[START Provided data]
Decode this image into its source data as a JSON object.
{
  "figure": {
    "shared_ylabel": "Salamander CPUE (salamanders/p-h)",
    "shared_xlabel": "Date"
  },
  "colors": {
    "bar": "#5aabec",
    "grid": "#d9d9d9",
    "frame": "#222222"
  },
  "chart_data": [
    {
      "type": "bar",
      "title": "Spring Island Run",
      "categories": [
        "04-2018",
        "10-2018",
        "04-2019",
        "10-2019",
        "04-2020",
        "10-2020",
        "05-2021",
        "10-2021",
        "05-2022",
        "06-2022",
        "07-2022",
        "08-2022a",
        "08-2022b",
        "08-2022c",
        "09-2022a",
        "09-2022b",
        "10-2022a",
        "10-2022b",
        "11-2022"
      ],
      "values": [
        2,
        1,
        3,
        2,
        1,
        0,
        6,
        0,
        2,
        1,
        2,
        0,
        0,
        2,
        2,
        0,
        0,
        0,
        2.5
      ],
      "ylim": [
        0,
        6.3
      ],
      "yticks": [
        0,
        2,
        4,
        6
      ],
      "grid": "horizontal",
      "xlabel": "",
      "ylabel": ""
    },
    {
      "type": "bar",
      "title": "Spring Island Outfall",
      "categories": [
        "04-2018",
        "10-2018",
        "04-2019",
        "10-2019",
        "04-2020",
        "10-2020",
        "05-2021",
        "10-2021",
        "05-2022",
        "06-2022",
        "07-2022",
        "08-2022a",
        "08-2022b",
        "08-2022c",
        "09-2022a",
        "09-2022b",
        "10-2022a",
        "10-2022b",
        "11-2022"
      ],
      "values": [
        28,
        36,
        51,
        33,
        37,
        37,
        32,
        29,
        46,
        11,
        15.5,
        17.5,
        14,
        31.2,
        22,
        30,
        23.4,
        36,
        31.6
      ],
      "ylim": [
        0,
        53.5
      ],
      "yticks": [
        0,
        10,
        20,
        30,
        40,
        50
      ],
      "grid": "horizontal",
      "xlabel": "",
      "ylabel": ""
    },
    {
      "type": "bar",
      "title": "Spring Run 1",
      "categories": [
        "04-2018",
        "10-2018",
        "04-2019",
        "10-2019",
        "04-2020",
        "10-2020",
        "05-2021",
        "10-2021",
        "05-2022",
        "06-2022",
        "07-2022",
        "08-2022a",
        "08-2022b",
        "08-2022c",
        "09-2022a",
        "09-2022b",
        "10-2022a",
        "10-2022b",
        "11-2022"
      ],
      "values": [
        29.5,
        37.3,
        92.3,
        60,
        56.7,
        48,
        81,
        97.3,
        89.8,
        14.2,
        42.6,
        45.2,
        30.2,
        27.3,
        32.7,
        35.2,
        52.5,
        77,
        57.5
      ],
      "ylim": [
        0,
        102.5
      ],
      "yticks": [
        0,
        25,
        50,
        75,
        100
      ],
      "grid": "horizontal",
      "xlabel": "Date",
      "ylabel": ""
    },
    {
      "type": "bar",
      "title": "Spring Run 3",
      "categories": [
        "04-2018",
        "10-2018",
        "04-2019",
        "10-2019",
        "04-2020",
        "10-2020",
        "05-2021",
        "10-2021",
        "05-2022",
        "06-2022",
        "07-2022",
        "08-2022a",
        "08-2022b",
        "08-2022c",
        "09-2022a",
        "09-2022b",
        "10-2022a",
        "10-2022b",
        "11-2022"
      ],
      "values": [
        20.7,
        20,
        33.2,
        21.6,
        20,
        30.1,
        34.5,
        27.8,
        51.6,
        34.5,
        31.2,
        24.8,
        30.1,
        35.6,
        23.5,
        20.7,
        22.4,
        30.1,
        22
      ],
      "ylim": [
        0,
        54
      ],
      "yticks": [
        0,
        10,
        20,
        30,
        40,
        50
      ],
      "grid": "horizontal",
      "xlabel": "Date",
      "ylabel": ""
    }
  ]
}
[END Provided data]
Write out every line of the records exactly.

Decode this image into its source data as a JSON object.
{
  "figure": {
    "shared_ylabel": "Salamander CPUE (salamanders/p-h)",
    "shared_xlabel": "Date"
  },
  "colors": {
    "bar": "#5aabec",
    "grid": "#d9d9d9",
    "frame": "#222222"
  },
  "chart_data": [
    {
      "type": "bar",
      "title": "Spring Island Run",
      "categories": [
        "04-2018",
        "10-2018",
        "04-2019",
        "10-2019",
        "04-2020",
        "10-2020",
        "05-2021",
        "10-2021",
        "05-2022",
        "06-2022",
        "07-2022",
        "08-2022a",
        "08-2022b",
        "08-2022c",
        "09-2022a",
        "09-2022b",
        "10-2022a",
        "10-2022b",
        "11-2022"
      ],
      "values": [
        2,
        1,
        3,
        2,
        1,
        0,
        6,
        0,
        2,
        1,
        2,
        0,
        0,
        2,
        2,
        0,
        0,
        0,
        2.5
      ],
      "ylim": [
        0,
        6.3
      ],
      "yticks": [
        0,
        2,
        4,
        6
      ],
      "grid": "horizontal",
      "xlabel": "",
      "ylabel": ""
    },
    {
      "type": "bar",
      "title": "Spring Island Outfall",
      "categories": [
        "04-2018",
        "10-2018",
        "04-2019",
        "10-2019",
        "04-2020",
        "10-2020",
        "05-2021",
        "10-2021",
        "05-2022",
        "06-2022",
        "07-2022",
        "08-2022a",
        "08-2022b",
        "08-2022c",
        "09-2022a",
        "09-2022b",
        "10-2022a",
        "10-2022b",
        "11-2022"
      ],
      "values": [
        28,
        36,
        51,
        33,
        37,
        37,
        32,
        29,
        46,
        11,
        15.5,
        17.5,
        14,
        31.2,
        22,
        30,
        23.4,
        36,
        31.6
      ],
      "ylim": [
        0,
        53.5
      ],
      "yticks": [
        0,
        10,
        20,
        30,
        40,
        50
      ],
      "grid": "horizontal",
      "xlabel": "",
      "ylabel": ""
    },
    {
      "type": "bar",
      "title": "Spring Run 1",
      "categories": [
        "04-2018",
        "10-2018",
        "04-2019",
        "10-2019",
        "04-2020",
        "10-2020",
        "05-2021",
        "10-2021",
        "05-2022",
        "06-2022",
        "07-2022",
        "08-2022a",
        "08-2022b",
        "08-2022c",
        "09-2022a",
        "09-2022b",
        "10-2022a",
        "10-2022b",
        "11-2022"
      ],
      "values": [
        29.5,
        37.3,
        92.3,
        60,
        56.7,
        48,
        81,
        97.3,
        89.8,
        14.2,
        42.6,
        45.2,
        30.2,
        27.3,
        32.7,
        35.2,
        52.5,
        77,
        57.5
      ],
      "ylim": [
        0,
        102.5
      ],
      "yticks": [
        0,
        25,
        50,
        75,
        100
      ],
      "grid": "horizontal",
      "xlabel": "Date",
      "ylabel": ""
    },
    {
      "type": "bar",
      "title": "Spring Run 3",
      "categories": [
        "04-2018",
        "10-2018",
        "04-2019",
        "10-2019",
        "04-2020",
        "10-2020",
        "05-2021",
        "10-2021",
        "05-2022",
        "06-2022",
        "07-2022",
        "08-2022a",
        "08-2022b",
        "08-2022c",
        "09-2022a",
        "09-2022b",
        "10-2022a",
        "10-2022b",
        "11-2022"
      ],
      "values": [
        20.7,
        20,
        33.2,
        21.6,
        20,
        30.1,
        34.5,
        27.8,
        51.6,
        34.5,
        31.2,
        24.8,
        30.1,
        35.6,
        23.5,
        20.7,
        22.4,
        30.1,
        22
      ],
      "ylim": [
        0,
        54
      ],
      "yticks": [
        0,
        10,
        20,
        30,
        40,
        50
      ],
      "grid": "horizontal",
      "xlabel": "Date",
      "ylabel": ""
    }
  ]
}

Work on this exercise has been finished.